#### DIRECTION:
Copy each line that contains the word "reskilling".

#### SUPPLIED DATA:
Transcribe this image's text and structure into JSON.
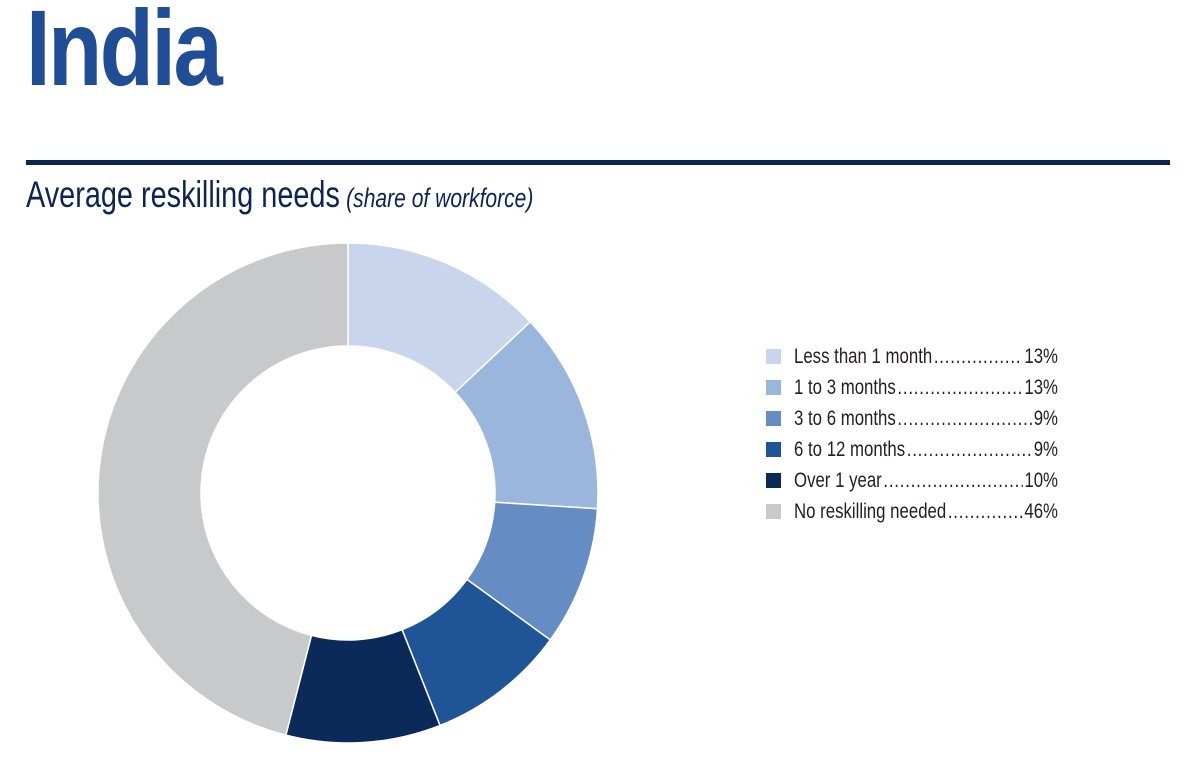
{
  "header": {
    "country": "India",
    "chart_title": "Average reskilling needs",
    "chart_subtitle": "(share of workforce)"
  },
  "colors": {
    "country_title": "#1f4e96",
    "rule": "#0b2454",
    "chart_title": "#0b2454"
  },
  "chart_data": {
    "type": "pie",
    "title": "Average reskilling needs",
    "subtitle": "(share of workforce)",
    "legend_position": "right",
    "categories": [
      "Less than 1 month",
      "1 to 3 months",
      "3 to 6 months",
      "6 to 12 months",
      "Over 1 year",
      "No reskilling needed"
    ],
    "values": [
      13,
      13,
      9,
      9,
      10,
      46
    ],
    "value_labels": [
      "13%",
      "13%",
      "9%",
      "9%",
      "10%",
      "46%"
    ],
    "colors": [
      "#c8d5ec",
      "#9bb6dc",
      "#668cc4",
      "#1f5497",
      "#0b2a5a",
      "#c8c9cb"
    ]
  }
}
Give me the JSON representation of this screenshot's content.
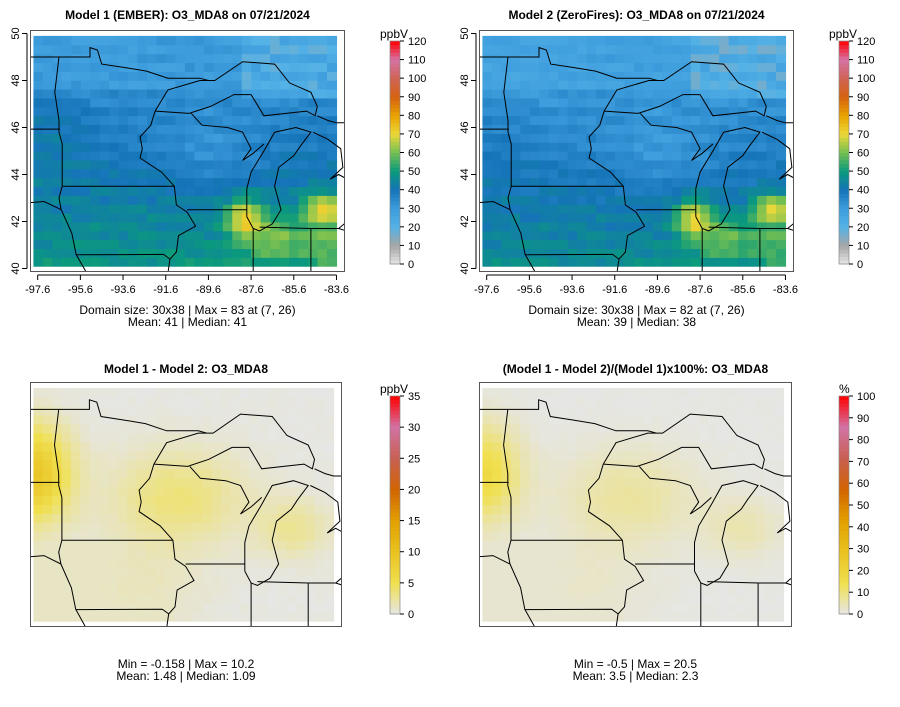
{
  "panels": [
    {
      "title": "Model 1 (EMBER): O3_MDA8 on 07/21/2024",
      "stats_line1": "Domain size: 30x38 | Max = 83 at (7, 26)",
      "stats_line2": "Mean: 41 |  Median: 41",
      "unit": "ppbV",
      "field": "model1",
      "colorbar_ticks": [
        "0",
        "10",
        "20",
        "30",
        "40",
        "50",
        "60",
        "70",
        "80",
        "90",
        "100",
        "110",
        "120"
      ],
      "colorbar_max": 120,
      "show_axes": true
    },
    {
      "title": "Model 2 (ZeroFires): O3_MDA8 on 07/21/2024",
      "stats_line1": "Domain size: 30x38 | Max = 82 at (7, 26)",
      "stats_line2": "Mean: 39 |  Median: 38",
      "unit": "ppbV",
      "field": "model2",
      "colorbar_ticks": [
        "0",
        "10",
        "20",
        "30",
        "40",
        "50",
        "60",
        "70",
        "80",
        "90",
        "100",
        "110",
        "120"
      ],
      "colorbar_max": 120,
      "show_axes": true
    },
    {
      "title": "Model 1 - Model 2: O3_MDA8",
      "stats_line1": "Min = -0.158 | Max = 10.2",
      "stats_line2": "Mean: 1.48 |  Median: 1.09",
      "unit": "ppbV",
      "field": "diff",
      "colorbar_ticks": [
        "0",
        "5",
        "10",
        "15",
        "20",
        "25",
        "30",
        "35"
      ],
      "colorbar_max": 35,
      "show_axes": false
    },
    {
      "title": "(Model 1 - Model 2)/(Model 1)x100%: O3_MDA8",
      "stats_line1": "Min = -0.5 | Max = 20.5",
      "stats_line2": "Mean: 3.5 |  Median: 2.3",
      "unit": "%",
      "field": "pct",
      "colorbar_ticks": [
        "0",
        "10",
        "20",
        "30",
        "40",
        "50",
        "60",
        "70",
        "80",
        "90",
        "100"
      ],
      "colorbar_max": 100,
      "show_axes": false
    }
  ],
  "axes": {
    "lat_ticks": [
      "40",
      "42",
      "44",
      "46",
      "48",
      "50"
    ],
    "lon_ticks": [
      "-97.6",
      "-95.6",
      "-93.6",
      "-91.6",
      "-89.6",
      "-87.6",
      "-85.6",
      "-83.6"
    ]
  },
  "colors": {
    "o3_scale": [
      "#e6e6e6",
      "#a6a6a6",
      "#54b2e6",
      "#3d9cdc",
      "#1573b8",
      "#0a9a7c",
      "#74bf52",
      "#ecd83a",
      "#e9a200",
      "#d66210",
      "#d06455",
      "#d672a6",
      "#ff0000"
    ],
    "diff_scale": [
      "#e6e6e6",
      "#f0e050",
      "#e9c220",
      "#e2a000",
      "#d26400",
      "#c86052",
      "#d272a4",
      "#ff0000"
    ],
    "boundary": "#000000"
  }
}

#### EXPECTED ANSWER:
    "chart_title": "Average reskilling needs",
    "title": "Average reskilling needs",
      "No reskilling needed"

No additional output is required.